Studio album by the Brian Jonestown Massacre
- Released: February 10, 2023
- Recorded: 2020–2021
- Studios: Berlin, Germany
- Genre: Psychedelic rock
- Length: 39:15
- Language: English
- Label: A Records
- Producer: Anton Newcombe

The Brian Jonestown Massacre chronology
| Fire Doesn't Grow on Trees (2022) | The Future Is Your Past (2023) |  |

= The Future Is Your Past =

The Future Is Your Past is the 20th studio album by American psychedelic rock band the Brian Jonestown Massacre. The album was released on February 10, 2023 through A Records.

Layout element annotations
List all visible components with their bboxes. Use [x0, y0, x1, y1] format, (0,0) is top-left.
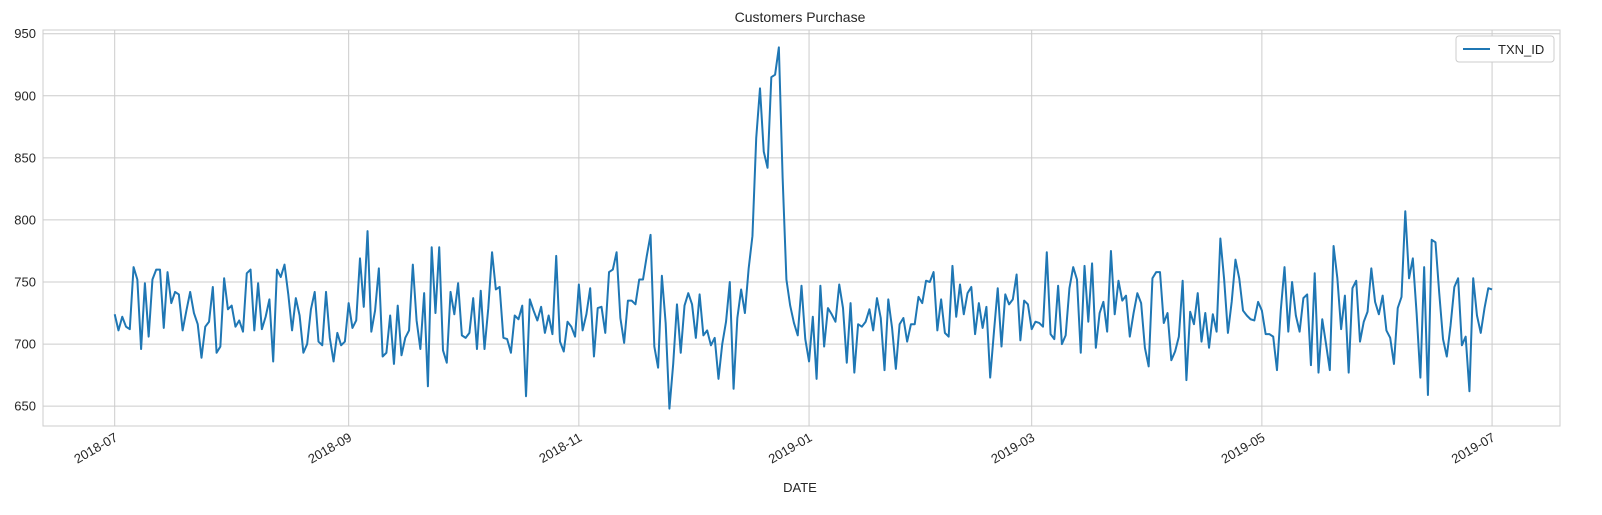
- chart-title: Customers Purchase: [735, 9, 866, 25]
- x-tick-label: 2019-07: [1449, 430, 1498, 467]
- x-axis-label: DATE: [783, 480, 817, 495]
- y-tick-label: 650: [14, 399, 36, 414]
- grid-lines: [43, 30, 1560, 426]
- x-tick-label: 2018-07: [71, 430, 120, 467]
- y-tick-label: 900: [14, 88, 36, 103]
- x-tick-label: 2018-11: [536, 430, 584, 466]
- legend-box: [1455, 35, 1555, 63]
- legend: TXN_ID: [1455, 35, 1555, 63]
- legend-label: TXN_ID: [1498, 42, 1544, 57]
- y-tick-label: 950: [14, 26, 36, 41]
- x-tick-label: 2019-05: [1219, 430, 1268, 467]
- plot-area: [42, 29, 1561, 427]
- x-tick-label: 2018-09: [305, 430, 354, 467]
- x-tick-label: 2019-03: [988, 430, 1037, 467]
- y-tick-label: 800: [14, 212, 36, 227]
- x-axis-ticks: 2018-07 2018-09 2018-11 2019-01 2019-03 2019-…: [71, 430, 1497, 467]
- y-tick-label: 700: [14, 337, 36, 352]
- y-tick-label: 750: [14, 275, 36, 290]
- series-line-txn-id: [113, 46, 1493, 410]
- y-axis-ticks: 650 700 750 800 850 900 950: [14, 26, 36, 413]
- y-tick-label: 850: [14, 150, 36, 165]
- x-tick-label: 2019-01: [766, 430, 815, 467]
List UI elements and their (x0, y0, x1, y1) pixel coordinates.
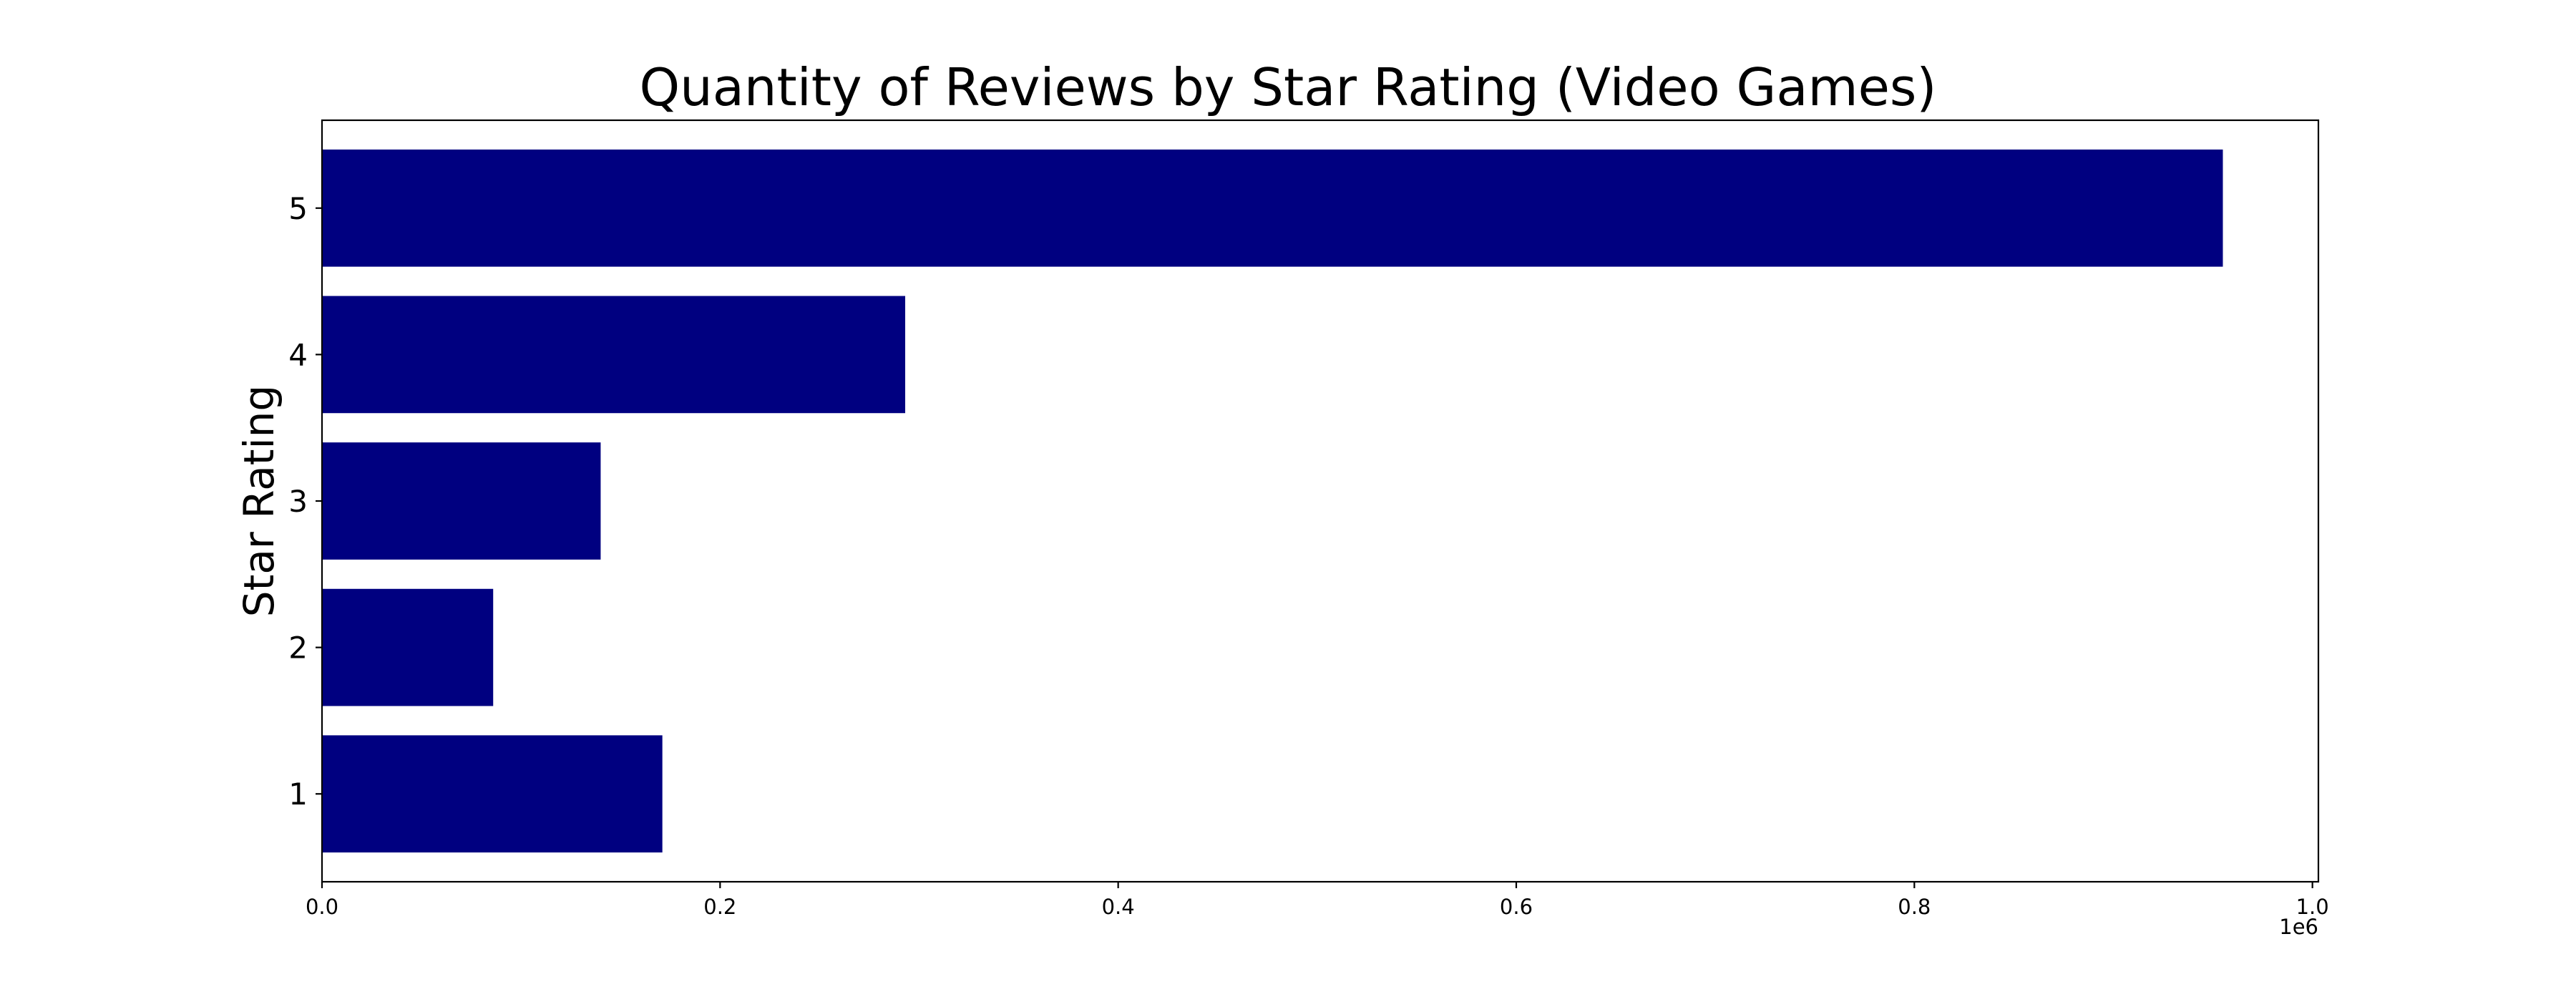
x-tick-label-1: 0.2 (703, 895, 736, 919)
x-tick-label-2: 0.4 (1102, 895, 1135, 919)
bar-rating-3 (322, 442, 601, 560)
chart-title: Quantity of Reviews by Star Rating (Vide… (639, 57, 1936, 117)
x-axis: 0.0 0.2 0.4 0.6 0.8 1.0 (306, 882, 2329, 919)
y-tick-label-5: 5 (288, 191, 308, 226)
x-tick-label-5: 1.0 (2296, 895, 2329, 919)
y-axis: 1 2 3 4 5 (288, 191, 322, 812)
y-tick-label-4: 4 (288, 337, 308, 372)
y-axis-label: Star Rating (235, 385, 283, 617)
bar-rating-5 (322, 149, 2223, 267)
y-tick-label-1: 1 (288, 777, 308, 812)
x-axis-offset-label: 1e6 (2279, 915, 2318, 939)
bar-rating-2 (322, 588, 494, 706)
y-tick-label-2: 2 (288, 631, 308, 666)
bar-rating-1 (322, 735, 663, 853)
x-tick-label-0: 0.0 (306, 895, 338, 919)
y-tick-label-3: 3 (288, 484, 308, 519)
x-tick-label-3: 0.6 (1500, 895, 1533, 919)
bar-rating-4 (322, 296, 906, 414)
bars-group (322, 149, 2223, 853)
x-tick-label-4: 0.8 (1898, 895, 1931, 919)
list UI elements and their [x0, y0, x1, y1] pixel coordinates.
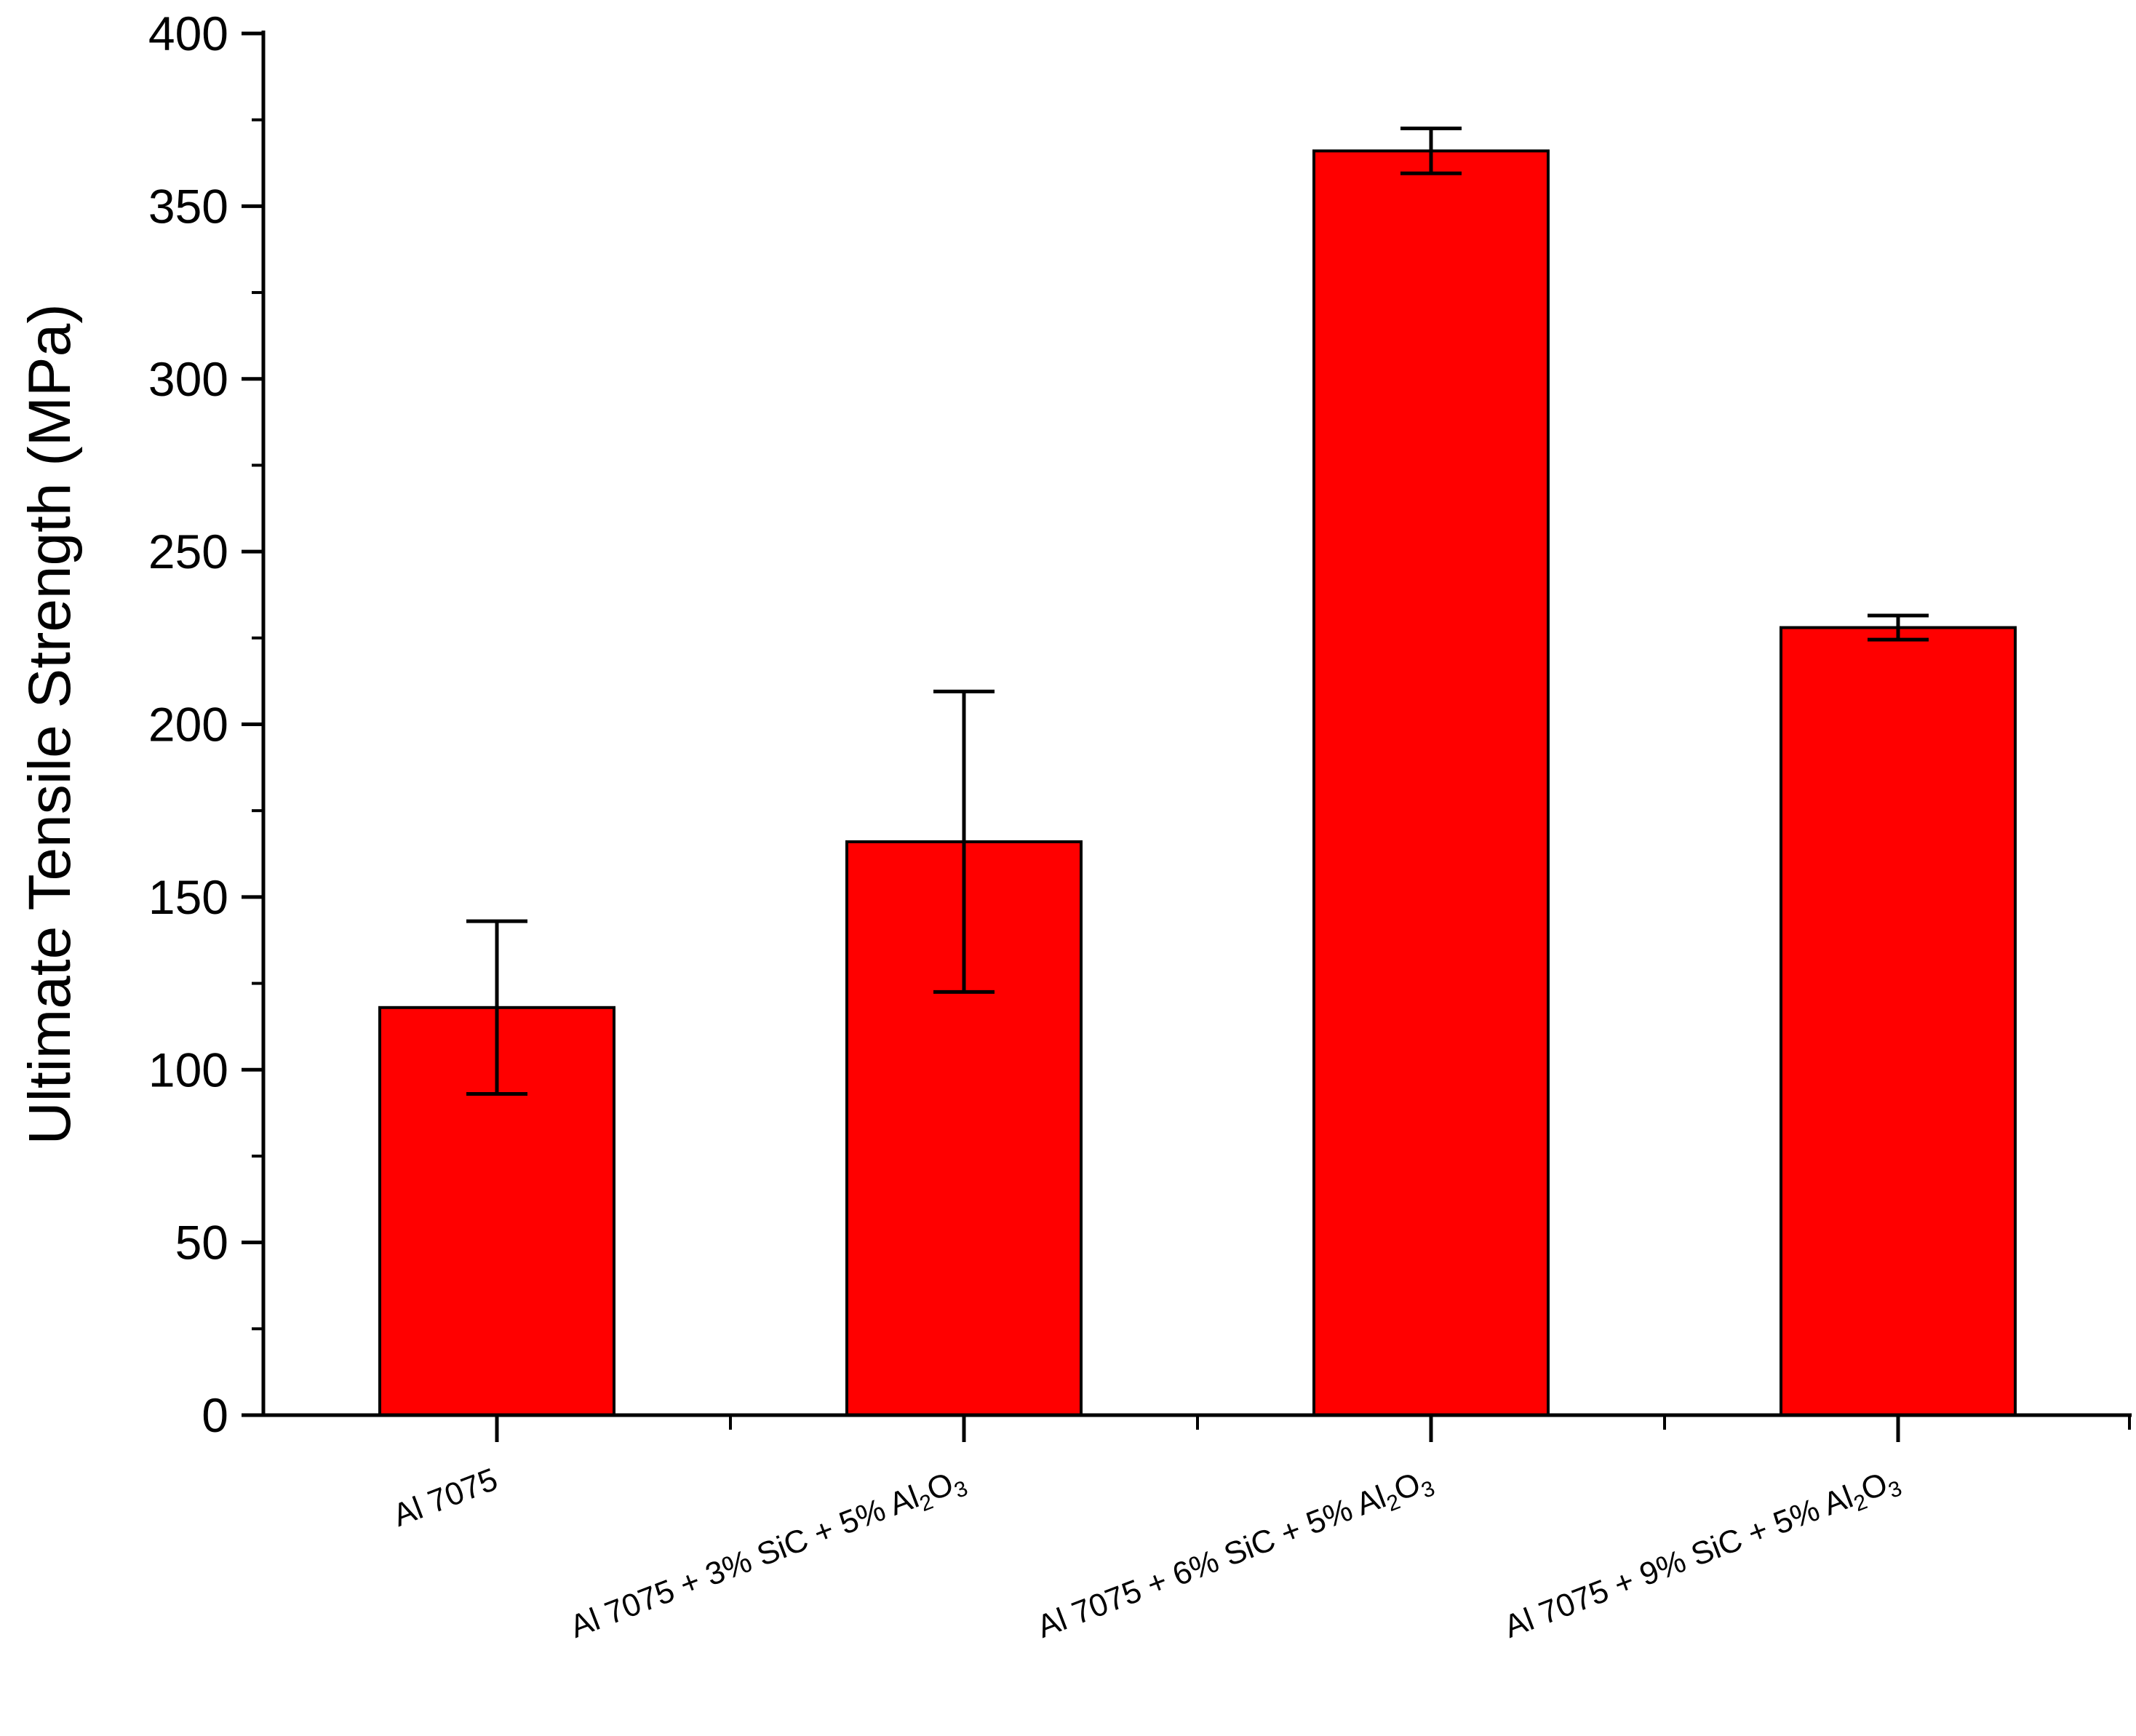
y-tick-labels: 0 50 100 150 200 250 300 350 400 [148, 7, 228, 1442]
y-tick-label: 200 [148, 698, 228, 752]
error-bars [466, 127, 1929, 1096]
error-bar-4 [1868, 613, 1929, 642]
label-text: Al 7075 + 9% SiC + 5% Al [1499, 1479, 1858, 1645]
error-bar-1 [466, 919, 527, 1096]
error-bar-2 [933, 689, 995, 994]
x-category-label-3: Al 7075 + 6% SiC + 5% Al2O3 [1032, 1462, 1438, 1649]
bar-4 [1780, 626, 2017, 1417]
axes [242, 31, 2132, 1442]
x-category-label-1: Al 7075 [388, 1462, 503, 1534]
x-category-label-4: Al 7075 + 9% SiC + 5% Al2O3 [1499, 1462, 1905, 1649]
x-category-labels: Al 7075 Al 7075 + 3% SiC + 5% Al2O3 Al 707… [388, 1462, 1905, 1649]
y-tick-label: 350 [148, 179, 228, 233]
y-axis-title: Ultimate Tensile Strength (MPa) [17, 303, 83, 1144]
y-tick-label: 250 [148, 525, 228, 578]
y-tick-label: 0 [202, 1388, 228, 1442]
x-category-label-2: Al 7075 + 3% SiC + 5% Al2O3 [565, 1462, 971, 1649]
y-tick-label: 50 [175, 1216, 228, 1270]
y-tick-label: 300 [148, 352, 228, 406]
bar-3 [1312, 149, 1550, 1417]
y-tick-label: 150 [148, 870, 228, 924]
y-tick-label: 400 [148, 7, 228, 60]
label-text: Al 7075 + 3% SiC + 5% Al [565, 1479, 924, 1645]
error-bar-3 [1400, 127, 1462, 175]
label-text: Al 7075 + 6% SiC + 5% Al [1032, 1479, 1391, 1645]
y-tick-label: 100 [148, 1043, 228, 1096]
label-text: Al 7075 [388, 1462, 503, 1534]
bars [378, 149, 2017, 1417]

| Exercise prompt |
According to the text about The Future Is Your Past, through which record label was the album released?

| The result |
A Records